• [GIVEN INFORMATION]:
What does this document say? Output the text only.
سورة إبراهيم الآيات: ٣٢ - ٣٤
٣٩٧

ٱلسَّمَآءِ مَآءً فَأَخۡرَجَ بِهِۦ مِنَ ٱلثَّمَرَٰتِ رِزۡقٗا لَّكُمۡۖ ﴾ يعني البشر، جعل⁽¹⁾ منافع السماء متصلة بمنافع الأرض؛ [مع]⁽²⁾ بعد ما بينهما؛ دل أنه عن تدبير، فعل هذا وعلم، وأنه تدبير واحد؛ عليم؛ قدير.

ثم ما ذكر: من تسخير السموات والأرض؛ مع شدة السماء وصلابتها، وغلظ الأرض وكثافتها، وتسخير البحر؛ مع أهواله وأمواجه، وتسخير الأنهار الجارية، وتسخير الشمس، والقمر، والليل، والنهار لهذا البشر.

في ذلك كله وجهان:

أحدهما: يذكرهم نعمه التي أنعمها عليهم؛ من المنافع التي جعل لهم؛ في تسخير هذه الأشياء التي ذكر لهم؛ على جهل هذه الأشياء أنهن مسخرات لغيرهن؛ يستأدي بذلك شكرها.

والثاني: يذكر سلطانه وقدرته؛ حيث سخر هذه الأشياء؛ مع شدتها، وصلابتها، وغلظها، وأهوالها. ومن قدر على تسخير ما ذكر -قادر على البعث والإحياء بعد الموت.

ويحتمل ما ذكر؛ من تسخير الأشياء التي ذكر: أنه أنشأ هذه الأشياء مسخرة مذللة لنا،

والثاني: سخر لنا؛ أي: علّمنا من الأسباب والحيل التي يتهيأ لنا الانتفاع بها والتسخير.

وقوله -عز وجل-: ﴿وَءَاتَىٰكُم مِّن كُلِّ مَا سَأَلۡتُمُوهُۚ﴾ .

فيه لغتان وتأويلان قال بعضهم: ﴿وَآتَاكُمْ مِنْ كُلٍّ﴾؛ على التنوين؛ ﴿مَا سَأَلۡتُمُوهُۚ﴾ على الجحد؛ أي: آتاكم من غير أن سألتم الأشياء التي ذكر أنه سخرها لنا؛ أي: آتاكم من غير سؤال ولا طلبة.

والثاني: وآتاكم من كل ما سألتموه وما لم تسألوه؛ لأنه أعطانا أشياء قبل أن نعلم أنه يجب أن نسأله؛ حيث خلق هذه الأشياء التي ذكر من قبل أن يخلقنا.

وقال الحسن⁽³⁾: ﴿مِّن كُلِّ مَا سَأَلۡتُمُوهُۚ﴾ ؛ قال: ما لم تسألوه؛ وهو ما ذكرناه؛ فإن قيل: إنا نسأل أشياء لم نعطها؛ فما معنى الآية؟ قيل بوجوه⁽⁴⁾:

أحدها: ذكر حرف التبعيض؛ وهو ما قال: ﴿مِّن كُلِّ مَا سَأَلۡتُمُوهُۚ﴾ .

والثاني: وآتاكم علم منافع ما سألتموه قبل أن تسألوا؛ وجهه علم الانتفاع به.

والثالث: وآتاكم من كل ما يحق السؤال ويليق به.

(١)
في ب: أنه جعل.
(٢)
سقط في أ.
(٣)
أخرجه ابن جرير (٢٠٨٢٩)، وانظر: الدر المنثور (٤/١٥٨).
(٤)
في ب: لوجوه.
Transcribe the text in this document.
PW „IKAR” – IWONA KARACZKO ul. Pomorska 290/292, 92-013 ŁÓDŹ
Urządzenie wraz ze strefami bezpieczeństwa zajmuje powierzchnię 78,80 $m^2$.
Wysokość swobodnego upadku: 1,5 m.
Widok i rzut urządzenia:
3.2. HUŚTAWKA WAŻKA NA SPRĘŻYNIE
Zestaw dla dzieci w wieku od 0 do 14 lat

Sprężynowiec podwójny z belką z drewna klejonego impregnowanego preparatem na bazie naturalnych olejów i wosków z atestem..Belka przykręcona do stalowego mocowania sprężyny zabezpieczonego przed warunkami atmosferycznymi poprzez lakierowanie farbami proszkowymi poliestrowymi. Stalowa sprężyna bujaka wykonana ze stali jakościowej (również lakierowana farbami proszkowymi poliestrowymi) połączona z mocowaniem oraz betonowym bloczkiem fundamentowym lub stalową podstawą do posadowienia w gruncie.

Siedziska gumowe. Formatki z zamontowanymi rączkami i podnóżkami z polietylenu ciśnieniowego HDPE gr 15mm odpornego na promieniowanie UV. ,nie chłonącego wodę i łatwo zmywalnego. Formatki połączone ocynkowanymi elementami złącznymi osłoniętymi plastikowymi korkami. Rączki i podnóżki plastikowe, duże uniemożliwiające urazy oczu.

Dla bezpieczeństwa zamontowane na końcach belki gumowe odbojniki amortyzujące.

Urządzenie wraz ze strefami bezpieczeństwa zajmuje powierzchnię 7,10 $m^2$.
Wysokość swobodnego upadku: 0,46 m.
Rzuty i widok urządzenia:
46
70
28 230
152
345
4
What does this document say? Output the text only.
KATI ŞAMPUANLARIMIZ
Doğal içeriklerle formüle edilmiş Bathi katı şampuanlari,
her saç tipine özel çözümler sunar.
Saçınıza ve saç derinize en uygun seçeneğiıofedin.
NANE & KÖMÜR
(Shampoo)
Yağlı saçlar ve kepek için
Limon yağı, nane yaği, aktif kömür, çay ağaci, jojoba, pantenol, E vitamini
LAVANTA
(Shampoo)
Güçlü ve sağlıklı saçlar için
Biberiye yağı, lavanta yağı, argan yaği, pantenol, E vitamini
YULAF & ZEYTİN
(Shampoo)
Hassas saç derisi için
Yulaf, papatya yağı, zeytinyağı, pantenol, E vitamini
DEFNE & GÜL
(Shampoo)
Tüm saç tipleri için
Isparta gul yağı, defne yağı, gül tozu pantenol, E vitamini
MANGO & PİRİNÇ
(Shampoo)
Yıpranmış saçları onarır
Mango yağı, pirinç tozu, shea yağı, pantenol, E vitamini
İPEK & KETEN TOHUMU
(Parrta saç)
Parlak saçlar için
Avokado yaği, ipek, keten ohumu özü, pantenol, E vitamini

• [STATED GOAL]: List each line of the records that holds the string "swobodnego".

• [SOLVED PROBLEM]:
Wysokość swobodnego upadku: 1,5 m.
Wysokość swobodnego upadku: 0,46 m.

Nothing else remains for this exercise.